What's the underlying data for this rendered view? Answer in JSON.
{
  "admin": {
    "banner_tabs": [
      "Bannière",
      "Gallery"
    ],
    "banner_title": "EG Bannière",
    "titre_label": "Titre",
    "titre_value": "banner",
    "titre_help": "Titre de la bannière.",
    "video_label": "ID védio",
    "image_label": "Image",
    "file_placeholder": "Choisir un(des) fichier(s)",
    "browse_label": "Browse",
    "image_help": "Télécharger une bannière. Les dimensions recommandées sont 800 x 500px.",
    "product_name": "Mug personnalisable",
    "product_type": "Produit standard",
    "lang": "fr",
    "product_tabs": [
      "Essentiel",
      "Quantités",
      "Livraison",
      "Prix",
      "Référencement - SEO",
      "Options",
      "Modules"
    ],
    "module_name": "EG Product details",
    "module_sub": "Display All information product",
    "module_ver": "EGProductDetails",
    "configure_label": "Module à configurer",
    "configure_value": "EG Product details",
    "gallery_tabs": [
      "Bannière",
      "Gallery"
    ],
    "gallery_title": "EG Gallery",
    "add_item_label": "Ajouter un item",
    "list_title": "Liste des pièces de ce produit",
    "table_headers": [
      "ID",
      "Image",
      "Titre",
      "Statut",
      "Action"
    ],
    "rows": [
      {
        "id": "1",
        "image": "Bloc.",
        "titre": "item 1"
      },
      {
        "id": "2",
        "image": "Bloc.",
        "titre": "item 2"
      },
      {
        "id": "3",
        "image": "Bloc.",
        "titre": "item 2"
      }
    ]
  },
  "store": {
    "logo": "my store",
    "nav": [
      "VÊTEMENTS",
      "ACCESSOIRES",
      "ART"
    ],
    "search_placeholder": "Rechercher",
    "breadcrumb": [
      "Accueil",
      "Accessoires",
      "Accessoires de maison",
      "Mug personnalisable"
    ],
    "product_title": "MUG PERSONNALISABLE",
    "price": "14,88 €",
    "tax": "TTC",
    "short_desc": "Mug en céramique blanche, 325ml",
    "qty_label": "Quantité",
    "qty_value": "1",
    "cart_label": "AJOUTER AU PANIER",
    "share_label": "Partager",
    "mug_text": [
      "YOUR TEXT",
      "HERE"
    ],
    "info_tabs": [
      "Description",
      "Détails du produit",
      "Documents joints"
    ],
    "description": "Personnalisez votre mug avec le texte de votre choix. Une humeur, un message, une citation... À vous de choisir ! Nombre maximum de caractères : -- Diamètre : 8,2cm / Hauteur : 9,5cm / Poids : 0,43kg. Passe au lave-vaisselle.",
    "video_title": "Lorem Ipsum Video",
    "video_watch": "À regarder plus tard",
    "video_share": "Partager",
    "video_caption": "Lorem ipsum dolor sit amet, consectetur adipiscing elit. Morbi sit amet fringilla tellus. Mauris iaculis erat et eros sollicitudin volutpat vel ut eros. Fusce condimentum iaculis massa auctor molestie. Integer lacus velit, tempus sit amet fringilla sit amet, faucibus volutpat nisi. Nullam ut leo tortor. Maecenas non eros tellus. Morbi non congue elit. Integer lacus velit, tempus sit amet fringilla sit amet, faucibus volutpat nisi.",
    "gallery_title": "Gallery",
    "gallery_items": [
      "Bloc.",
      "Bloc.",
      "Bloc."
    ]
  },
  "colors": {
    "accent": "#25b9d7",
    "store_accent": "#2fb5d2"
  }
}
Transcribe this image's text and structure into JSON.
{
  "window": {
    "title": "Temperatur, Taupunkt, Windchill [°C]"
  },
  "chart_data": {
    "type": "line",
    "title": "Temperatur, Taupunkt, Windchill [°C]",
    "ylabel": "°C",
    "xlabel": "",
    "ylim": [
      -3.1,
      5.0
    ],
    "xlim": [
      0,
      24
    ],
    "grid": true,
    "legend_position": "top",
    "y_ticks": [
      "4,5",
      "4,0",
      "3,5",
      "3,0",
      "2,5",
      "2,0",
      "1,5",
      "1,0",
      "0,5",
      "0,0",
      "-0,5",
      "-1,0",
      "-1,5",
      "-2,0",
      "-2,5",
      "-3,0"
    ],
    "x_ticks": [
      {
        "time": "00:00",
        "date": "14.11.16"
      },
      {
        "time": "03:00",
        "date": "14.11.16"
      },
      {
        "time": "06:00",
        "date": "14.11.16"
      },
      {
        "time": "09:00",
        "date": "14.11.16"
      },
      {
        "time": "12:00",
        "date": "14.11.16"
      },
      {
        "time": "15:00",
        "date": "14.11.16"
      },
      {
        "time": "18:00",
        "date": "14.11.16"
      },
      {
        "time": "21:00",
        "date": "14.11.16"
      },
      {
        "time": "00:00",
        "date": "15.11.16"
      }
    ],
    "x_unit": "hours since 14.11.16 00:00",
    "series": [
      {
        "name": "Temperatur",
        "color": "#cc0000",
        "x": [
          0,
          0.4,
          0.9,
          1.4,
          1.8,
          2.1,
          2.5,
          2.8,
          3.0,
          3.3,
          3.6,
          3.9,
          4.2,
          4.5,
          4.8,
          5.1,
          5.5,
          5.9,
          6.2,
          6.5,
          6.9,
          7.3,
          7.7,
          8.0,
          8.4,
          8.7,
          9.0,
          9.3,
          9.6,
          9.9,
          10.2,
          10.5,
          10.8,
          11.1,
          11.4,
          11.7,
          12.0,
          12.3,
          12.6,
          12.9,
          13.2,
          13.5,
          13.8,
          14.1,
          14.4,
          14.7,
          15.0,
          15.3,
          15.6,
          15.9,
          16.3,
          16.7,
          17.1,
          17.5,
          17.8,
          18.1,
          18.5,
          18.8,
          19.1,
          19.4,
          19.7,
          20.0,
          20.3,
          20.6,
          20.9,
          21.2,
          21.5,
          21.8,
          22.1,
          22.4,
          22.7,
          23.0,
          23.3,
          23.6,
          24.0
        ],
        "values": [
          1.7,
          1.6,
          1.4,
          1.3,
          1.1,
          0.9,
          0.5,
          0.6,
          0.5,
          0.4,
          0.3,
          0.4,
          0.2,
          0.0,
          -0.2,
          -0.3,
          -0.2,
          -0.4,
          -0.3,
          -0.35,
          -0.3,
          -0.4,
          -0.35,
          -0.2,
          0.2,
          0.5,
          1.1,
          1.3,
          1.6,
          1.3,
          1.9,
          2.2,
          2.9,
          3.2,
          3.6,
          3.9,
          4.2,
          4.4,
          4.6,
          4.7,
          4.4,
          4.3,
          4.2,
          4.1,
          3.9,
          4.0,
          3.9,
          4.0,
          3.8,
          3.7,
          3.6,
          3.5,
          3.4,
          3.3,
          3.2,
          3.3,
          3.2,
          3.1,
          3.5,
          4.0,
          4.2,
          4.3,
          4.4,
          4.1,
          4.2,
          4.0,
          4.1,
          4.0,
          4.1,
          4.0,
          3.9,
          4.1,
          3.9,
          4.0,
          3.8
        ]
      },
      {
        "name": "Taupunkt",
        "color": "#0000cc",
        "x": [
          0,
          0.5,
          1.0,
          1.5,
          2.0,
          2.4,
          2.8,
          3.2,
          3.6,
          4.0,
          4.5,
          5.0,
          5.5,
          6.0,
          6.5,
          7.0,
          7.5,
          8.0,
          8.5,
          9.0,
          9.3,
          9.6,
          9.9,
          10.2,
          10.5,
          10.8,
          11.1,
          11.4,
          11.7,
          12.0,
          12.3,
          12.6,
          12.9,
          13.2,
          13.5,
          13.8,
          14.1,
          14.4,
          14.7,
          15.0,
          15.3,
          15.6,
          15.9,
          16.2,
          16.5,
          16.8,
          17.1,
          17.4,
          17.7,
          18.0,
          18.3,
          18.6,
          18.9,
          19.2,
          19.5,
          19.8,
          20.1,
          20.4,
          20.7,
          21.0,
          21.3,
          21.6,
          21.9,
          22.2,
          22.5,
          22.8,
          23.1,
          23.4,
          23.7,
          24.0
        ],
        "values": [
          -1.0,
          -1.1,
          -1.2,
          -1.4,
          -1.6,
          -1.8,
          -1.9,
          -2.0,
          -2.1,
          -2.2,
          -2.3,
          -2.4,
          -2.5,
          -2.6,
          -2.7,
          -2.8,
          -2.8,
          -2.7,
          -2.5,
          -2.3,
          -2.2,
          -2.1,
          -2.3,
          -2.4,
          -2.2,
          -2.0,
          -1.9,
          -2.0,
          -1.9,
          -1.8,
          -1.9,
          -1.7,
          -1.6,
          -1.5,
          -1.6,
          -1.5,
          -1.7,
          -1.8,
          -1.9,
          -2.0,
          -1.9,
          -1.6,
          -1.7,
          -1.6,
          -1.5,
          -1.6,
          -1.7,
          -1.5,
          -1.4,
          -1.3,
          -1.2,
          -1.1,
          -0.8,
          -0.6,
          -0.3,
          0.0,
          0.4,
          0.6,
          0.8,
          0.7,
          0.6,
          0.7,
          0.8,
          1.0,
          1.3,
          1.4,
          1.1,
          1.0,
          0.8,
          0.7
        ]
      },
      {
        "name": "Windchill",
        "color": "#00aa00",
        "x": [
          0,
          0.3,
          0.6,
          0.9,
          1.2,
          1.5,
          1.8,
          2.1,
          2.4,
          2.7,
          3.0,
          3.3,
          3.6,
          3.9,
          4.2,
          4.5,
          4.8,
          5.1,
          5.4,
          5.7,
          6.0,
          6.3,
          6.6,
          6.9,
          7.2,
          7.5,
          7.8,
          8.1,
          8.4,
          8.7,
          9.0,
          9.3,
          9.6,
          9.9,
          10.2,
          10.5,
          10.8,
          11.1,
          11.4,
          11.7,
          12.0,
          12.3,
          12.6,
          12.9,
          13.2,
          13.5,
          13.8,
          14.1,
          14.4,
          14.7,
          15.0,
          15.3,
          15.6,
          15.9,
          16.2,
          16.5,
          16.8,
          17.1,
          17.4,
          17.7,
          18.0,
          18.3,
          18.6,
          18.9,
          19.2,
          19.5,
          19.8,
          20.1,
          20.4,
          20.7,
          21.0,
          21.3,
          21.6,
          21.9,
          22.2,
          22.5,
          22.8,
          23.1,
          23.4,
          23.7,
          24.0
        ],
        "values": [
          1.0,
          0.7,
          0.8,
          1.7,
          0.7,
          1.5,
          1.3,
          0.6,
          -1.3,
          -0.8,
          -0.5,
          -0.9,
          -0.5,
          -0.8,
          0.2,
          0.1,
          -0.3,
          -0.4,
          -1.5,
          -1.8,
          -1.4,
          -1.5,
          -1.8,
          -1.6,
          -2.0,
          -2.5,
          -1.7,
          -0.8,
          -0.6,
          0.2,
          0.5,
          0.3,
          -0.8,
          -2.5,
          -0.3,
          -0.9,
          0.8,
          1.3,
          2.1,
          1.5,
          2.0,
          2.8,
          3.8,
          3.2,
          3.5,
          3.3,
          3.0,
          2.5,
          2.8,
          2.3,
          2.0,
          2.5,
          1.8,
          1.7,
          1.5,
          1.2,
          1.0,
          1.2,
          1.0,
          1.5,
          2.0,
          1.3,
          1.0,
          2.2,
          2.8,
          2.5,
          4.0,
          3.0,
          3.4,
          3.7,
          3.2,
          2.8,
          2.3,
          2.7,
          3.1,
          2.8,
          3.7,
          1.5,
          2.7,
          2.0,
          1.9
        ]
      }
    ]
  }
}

****************************************

• **Set task**
Which lines hold the word "JSON"? Return all of them from the records above.

• **Exercise response**
What's the underlying data for this rendered view? Answer in JSON.
Transcribe this image's text and structure into JSON.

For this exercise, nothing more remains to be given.